======== INPUT RECORDS
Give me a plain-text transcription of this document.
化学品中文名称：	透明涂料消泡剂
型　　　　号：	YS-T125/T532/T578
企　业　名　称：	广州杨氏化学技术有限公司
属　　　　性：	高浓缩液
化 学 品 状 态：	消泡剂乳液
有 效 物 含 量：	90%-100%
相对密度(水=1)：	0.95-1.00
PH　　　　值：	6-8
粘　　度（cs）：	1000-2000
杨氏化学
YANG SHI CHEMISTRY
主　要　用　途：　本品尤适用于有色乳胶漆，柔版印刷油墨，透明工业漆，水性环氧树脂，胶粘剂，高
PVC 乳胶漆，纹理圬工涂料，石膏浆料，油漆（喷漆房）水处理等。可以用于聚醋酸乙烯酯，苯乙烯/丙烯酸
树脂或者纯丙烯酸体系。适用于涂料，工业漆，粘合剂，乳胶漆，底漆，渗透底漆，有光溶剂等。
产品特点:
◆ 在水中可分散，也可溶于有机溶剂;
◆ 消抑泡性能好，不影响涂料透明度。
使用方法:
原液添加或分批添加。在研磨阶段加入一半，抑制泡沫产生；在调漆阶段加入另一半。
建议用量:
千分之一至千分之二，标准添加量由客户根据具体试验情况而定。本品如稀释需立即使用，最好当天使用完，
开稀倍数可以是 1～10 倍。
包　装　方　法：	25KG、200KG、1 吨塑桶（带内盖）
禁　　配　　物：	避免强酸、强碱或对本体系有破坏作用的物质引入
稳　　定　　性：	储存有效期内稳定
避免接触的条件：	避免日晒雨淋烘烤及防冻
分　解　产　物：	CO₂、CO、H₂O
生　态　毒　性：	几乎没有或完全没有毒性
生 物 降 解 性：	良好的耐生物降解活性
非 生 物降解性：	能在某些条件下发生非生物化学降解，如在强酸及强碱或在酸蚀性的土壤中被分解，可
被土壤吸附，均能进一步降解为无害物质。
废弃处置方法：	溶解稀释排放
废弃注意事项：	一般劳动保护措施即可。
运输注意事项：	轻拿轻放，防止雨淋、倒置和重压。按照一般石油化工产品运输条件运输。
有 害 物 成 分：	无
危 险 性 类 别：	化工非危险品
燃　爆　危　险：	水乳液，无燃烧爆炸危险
================
> **INSTRUCTIONS FOR THE TASK**: Take the data above and return it exactly.

> **WORKED SOLUTION**:
Give me a plain-text transcription of this document.
化学品中文名称：	透明涂料消泡剂
型　　　　号：	YS-T125/T532/T578
企　业　名　称：	广州杨氏化学技术有限公司
属　　　　性：	高浓缩液
化 学 品 状 态：	消泡剂乳液
有 效 物 含 量：	90%-100%
相对密度(水=1)：	0.95-1.00
PH　　　　值：	6-8
粘　　度（cs）：	1000-2000
杨氏化学
YANG SHI CHEMISTRY
主　要　用　途：　本品尤适用于有色乳胶漆，柔版印刷油墨，透明工业漆，水性环氧树脂，胶粘剂，高
PVC 乳胶漆，纹理圬工涂料，石膏浆料，油漆（喷漆房）水处理等。可以用于聚醋酸乙烯酯，苯乙烯/丙烯酸
树脂或者纯丙烯酸体系。适用于涂料，工业漆，粘合剂，乳胶漆，底漆，渗透底漆，有光溶剂等。
产品特点:
◆ 在水中可分散，也可溶于有机溶剂;
◆ 消抑泡性能好，不影响涂料透明度。
使用方法:
原液添加或分批添加。在研磨阶段加入一半，抑制泡沫产生；在调漆阶段加入另一半。
建议用量:
千分之一至千分之二，标准添加量由客户根据具体试验情况而定。本品如稀释需立即使用，最好当天使用完，
开稀倍数可以是 1～10 倍。
包　装　方　法：	25KG、200KG、1 吨塑桶（带内盖）
禁　　配　　物：	避免强酸、强碱或对本体系有破坏作用的物质引入
稳　　定　　性：	储存有效期内稳定
避免接触的条件：	避免日晒雨淋烘烤及防冻
分　解　产　物：	CO₂、CO、H₂O
生　态　毒　性：	几乎没有或完全没有毒性
生 物 降 解 性：	良好的耐生物降解活性
非 生 物降解性：	能在某些条件下发生非生物化学降解，如在强酸及强碱或在酸蚀性的土壤中被分解，可
被土壤吸附，均能进一步降解为无害物质。
废弃处置方法：	溶解稀释排放
废弃注意事项：	一般劳动保护措施即可。
运输注意事项：	轻拿轻放，防止雨淋、倒置和重压。按照一般石油化工产品运输条件运输。
有 害 物 成 分：	无
危 险 性 类 别：	化工非危险品
燃　爆　危　险：	水乳液，无燃烧爆炸危险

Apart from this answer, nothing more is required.